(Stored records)
= = =

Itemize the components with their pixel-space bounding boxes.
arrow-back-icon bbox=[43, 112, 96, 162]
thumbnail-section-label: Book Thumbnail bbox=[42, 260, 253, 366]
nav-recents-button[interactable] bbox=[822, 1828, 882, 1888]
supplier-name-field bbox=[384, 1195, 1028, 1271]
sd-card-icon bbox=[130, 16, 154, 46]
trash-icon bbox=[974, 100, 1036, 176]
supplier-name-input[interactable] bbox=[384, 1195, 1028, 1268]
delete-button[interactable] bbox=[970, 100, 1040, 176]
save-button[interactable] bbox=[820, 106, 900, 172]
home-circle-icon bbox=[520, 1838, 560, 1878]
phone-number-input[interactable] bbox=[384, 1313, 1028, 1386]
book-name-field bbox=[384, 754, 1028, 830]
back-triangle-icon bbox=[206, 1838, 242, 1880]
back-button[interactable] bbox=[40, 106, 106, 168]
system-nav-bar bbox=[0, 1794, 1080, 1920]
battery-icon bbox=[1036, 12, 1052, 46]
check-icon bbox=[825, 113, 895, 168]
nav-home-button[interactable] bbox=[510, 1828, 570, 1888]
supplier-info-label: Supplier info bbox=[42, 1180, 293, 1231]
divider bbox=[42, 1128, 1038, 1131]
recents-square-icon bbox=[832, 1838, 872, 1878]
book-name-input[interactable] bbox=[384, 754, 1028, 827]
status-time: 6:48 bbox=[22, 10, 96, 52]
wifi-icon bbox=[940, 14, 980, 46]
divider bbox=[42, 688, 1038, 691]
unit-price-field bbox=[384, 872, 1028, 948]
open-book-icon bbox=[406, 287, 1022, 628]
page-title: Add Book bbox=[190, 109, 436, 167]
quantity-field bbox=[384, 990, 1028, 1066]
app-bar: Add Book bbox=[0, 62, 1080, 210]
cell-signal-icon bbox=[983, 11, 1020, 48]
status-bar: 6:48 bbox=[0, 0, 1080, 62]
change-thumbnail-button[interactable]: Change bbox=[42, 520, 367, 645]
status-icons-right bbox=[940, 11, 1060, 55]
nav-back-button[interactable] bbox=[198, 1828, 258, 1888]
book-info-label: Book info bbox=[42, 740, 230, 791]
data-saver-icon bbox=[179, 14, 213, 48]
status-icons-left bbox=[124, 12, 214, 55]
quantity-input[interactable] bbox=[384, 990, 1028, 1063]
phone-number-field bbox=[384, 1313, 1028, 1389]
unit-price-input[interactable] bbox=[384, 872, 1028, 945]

= = =

** AIM **
Copy word for word the part of the entries above that opens with the first line and closes with the line containing "nav-recents-button[interactable] bbox=[822, 1828, 882, 1888]", including both of those lines.

** COMPLETE RESPONSE **
Itemize the components with their pixel-space bounding boxes.
arrow-back-icon bbox=[43, 112, 96, 162]
thumbnail-section-label: Book Thumbnail bbox=[42, 260, 253, 366]
nav-recents-button[interactable] bbox=[822, 1828, 882, 1888]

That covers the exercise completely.